What needs to be done. Repeat everything in the material exactly.

Listing.
□ □ □ □

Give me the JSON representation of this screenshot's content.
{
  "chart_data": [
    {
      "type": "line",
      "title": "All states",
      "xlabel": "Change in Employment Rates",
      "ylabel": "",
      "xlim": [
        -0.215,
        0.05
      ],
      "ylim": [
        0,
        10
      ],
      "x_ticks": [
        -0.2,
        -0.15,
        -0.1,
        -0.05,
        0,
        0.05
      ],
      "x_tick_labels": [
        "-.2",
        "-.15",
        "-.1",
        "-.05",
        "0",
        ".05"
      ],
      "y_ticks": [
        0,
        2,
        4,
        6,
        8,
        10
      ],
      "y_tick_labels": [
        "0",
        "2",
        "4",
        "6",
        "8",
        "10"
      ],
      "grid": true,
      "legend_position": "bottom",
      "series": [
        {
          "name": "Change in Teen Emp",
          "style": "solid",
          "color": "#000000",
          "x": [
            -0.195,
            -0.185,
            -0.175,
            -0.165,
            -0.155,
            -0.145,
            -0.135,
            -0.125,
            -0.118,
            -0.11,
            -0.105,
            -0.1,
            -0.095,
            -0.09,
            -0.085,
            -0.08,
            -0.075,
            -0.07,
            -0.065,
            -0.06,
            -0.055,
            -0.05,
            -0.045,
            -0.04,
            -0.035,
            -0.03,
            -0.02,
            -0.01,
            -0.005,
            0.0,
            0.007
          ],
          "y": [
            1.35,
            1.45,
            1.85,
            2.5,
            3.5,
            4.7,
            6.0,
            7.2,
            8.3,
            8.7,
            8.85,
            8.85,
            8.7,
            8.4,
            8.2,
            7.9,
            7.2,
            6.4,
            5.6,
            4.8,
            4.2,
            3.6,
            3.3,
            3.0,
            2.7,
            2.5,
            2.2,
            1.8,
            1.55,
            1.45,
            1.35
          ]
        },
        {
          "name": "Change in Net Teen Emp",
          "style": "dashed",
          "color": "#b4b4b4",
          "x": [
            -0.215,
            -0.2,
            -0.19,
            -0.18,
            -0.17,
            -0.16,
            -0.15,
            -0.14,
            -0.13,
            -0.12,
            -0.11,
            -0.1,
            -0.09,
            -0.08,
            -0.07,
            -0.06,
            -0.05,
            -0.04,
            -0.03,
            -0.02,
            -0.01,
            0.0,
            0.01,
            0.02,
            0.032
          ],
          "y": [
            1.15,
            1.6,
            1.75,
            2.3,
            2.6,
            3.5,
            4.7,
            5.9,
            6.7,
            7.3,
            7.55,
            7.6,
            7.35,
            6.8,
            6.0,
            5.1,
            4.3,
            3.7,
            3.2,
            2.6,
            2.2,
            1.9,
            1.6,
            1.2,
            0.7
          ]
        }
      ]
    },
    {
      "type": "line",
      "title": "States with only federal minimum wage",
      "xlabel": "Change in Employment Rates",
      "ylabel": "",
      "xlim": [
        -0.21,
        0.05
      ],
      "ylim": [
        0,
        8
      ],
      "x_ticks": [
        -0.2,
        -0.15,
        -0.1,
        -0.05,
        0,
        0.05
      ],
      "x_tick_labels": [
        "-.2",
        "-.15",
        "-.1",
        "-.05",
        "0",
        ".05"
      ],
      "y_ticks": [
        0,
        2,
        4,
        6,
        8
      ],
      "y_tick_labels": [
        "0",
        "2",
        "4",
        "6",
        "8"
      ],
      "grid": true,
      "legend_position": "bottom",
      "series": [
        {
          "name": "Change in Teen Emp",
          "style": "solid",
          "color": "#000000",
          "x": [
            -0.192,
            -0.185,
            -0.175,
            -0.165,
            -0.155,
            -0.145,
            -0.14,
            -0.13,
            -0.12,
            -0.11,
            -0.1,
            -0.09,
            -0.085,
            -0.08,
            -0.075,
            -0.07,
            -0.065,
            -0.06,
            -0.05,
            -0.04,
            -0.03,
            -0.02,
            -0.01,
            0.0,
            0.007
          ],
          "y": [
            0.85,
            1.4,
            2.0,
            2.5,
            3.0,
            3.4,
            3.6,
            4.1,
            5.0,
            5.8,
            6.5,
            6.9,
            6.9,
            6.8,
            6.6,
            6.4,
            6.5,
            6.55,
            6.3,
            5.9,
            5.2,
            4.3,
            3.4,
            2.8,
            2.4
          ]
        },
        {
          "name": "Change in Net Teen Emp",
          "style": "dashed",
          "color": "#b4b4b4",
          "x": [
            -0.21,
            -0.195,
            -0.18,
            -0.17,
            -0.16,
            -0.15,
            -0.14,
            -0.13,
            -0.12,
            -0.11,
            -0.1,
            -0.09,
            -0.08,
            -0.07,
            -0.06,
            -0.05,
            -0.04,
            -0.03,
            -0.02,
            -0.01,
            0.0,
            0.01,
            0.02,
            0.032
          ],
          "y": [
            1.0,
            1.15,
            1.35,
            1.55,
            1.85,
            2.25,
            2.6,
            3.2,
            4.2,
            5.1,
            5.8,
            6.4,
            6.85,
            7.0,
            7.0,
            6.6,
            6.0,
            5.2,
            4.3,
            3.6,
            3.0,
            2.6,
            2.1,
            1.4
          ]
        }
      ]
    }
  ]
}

□ □ □ □

Output for this exercise.
Give me the JSON representation of this screenshot's content.
{
  "chart_data": [
    {
      "type": "line",
      "title": "All states",
      "xlabel": "Change in Employment Rates",
      "ylabel": "",
      "xlim": [
        -0.215,
        0.05
      ],
      "ylim": [
        0,
        10
      ],
      "x_ticks": [
        -0.2,
        -0.15,
        -0.1,
        -0.05,
        0,
        0.05
      ],
      "x_tick_labels": [
        "-.2",
        "-.15",
        "-.1",
        "-.05",
        "0",
        ".05"
      ],
      "y_ticks": [
        0,
        2,
        4,
        6,
        8,
        10
      ],
      "y_tick_labels": [
        "0",
        "2",
        "4",
        "6",
        "8",
        "10"
      ],
      "grid": true,
      "legend_position": "bottom",
      "series": [
        {
          "name": "Change in Teen Emp",
          "style": "solid",
          "color": "#000000",
          "x": [
            -0.195,
            -0.185,
            -0.175,
            -0.165,
            -0.155,
            -0.145,
            -0.135,
            -0.125,
            -0.118,
            -0.11,
            -0.105,
            -0.1,
            -0.095,
            -0.09,
            -0.085,
            -0.08,
            -0.075,
            -0.07,
            -0.065,
            -0.06,
            -0.055,
            -0.05,
            -0.045,
            -0.04,
            -0.035,
            -0.03,
            -0.02,
            -0.01,
            -0.005,
            0.0,
            0.007
          ],
          "y": [
            1.35,
            1.45,
            1.85,
            2.5,
            3.5,
            4.7,
            6.0,
            7.2,
            8.3,
            8.7,
            8.85,
            8.85,
            8.7,
            8.4,
            8.2,
            7.9,
            7.2,
            6.4,
            5.6,
            4.8,
            4.2,
            3.6,
            3.3,
            3.0,
            2.7,
            2.5,
            2.2,
            1.8,
            1.55,
            1.45,
            1.35
          ]
        },
        {
          "name": "Change in Net Teen Emp",
          "style": "dashed",
          "color": "#b4b4b4",
          "x": [
            -0.215,
            -0.2,
            -0.19,
            -0.18,
            -0.17,
            -0.16,
            -0.15,
            -0.14,
            -0.13,
            -0.12,
            -0.11,
            -0.1,
            -0.09,
            -0.08,
            -0.07,
            -0.06,
            -0.05,
            -0.04,
            -0.03,
            -0.02,
            -0.01,
            0.0,
            0.01,
            0.02,
            0.032
          ],
          "y": [
            1.15,
            1.6,
            1.75,
            2.3,
            2.6,
            3.5,
            4.7,
            5.9,
            6.7,
            7.3,
            7.55,
            7.6,
            7.35,
            6.8,
            6.0,
            5.1,
            4.3,
            3.7,
            3.2,
            2.6,
            2.2,
            1.9,
            1.6,
            1.2,
            0.7
          ]
        }
      ]
    },
    {
      "type": "line",
      "title": "States with only federal minimum wage",
      "xlabel": "Change in Employment Rates",
      "ylabel": "",
      "xlim": [
        -0.21,
        0.05
      ],
      "ylim": [
        0,
        8
      ],
      "x_ticks": [
        -0.2,
        -0.15,
        -0.1,
        -0.05,
        0,
        0.05
      ],
      "x_tick_labels": [
        "-.2",
        "-.15",
        "-.1",
        "-.05",
        "0",
        ".05"
      ],
      "y_ticks": [
        0,
        2,
        4,
        6,
        8
      ],
      "y_tick_labels": [
        "0",
        "2",
        "4",
        "6",
        "8"
      ],
      "grid": true,
      "legend_position": "bottom",
      "series": [
        {
          "name": "Change in Teen Emp",
          "style": "solid",
          "color": "#000000",
          "x": [
            -0.192,
            -0.185,
            -0.175,
            -0.165,
            -0.155,
            -0.145,
            -0.14,
            -0.13,
            -0.12,
            -0.11,
            -0.1,
            -0.09,
            -0.085,
            -0.08,
            -0.075,
            -0.07,
            -0.065,
            -0.06,
            -0.05,
            -0.04,
            -0.03,
            -0.02,
            -0.01,
            0.0,
            0.007
          ],
          "y": [
            0.85,
            1.4,
            2.0,
            2.5,
            3.0,
            3.4,
            3.6,
            4.1,
            5.0,
            5.8,
            6.5,
            6.9,
            6.9,
            6.8,
            6.6,
            6.4,
            6.5,
            6.55,
            6.3,
            5.9,
            5.2,
            4.3,
            3.4,
            2.8,
            2.4
          ]
        },
        {
          "name": "Change in Net Teen Emp",
          "style": "dashed",
          "color": "#b4b4b4",
          "x": [
            -0.21,
            -0.195,
            -0.18,
            -0.17,
            -0.16,
            -0.15,
            -0.14,
            -0.13,
            -0.12,
            -0.11,
            -0.1,
            -0.09,
            -0.08,
            -0.07,
            -0.06,
            -0.05,
            -0.04,
            -0.03,
            -0.02,
            -0.01,
            0.0,
            0.01,
            0.02,
            0.032
          ],
          "y": [
            1.0,
            1.15,
            1.35,
            1.55,
            1.85,
            2.25,
            2.6,
            3.2,
            4.2,
            5.1,
            5.8,
            6.4,
            6.85,
            7.0,
            7.0,
            6.6,
            6.0,
            5.2,
            4.3,
            3.6,
            3.0,
            2.6,
            2.1,
            1.4
          ]
        }
      ]
    }
  ]
}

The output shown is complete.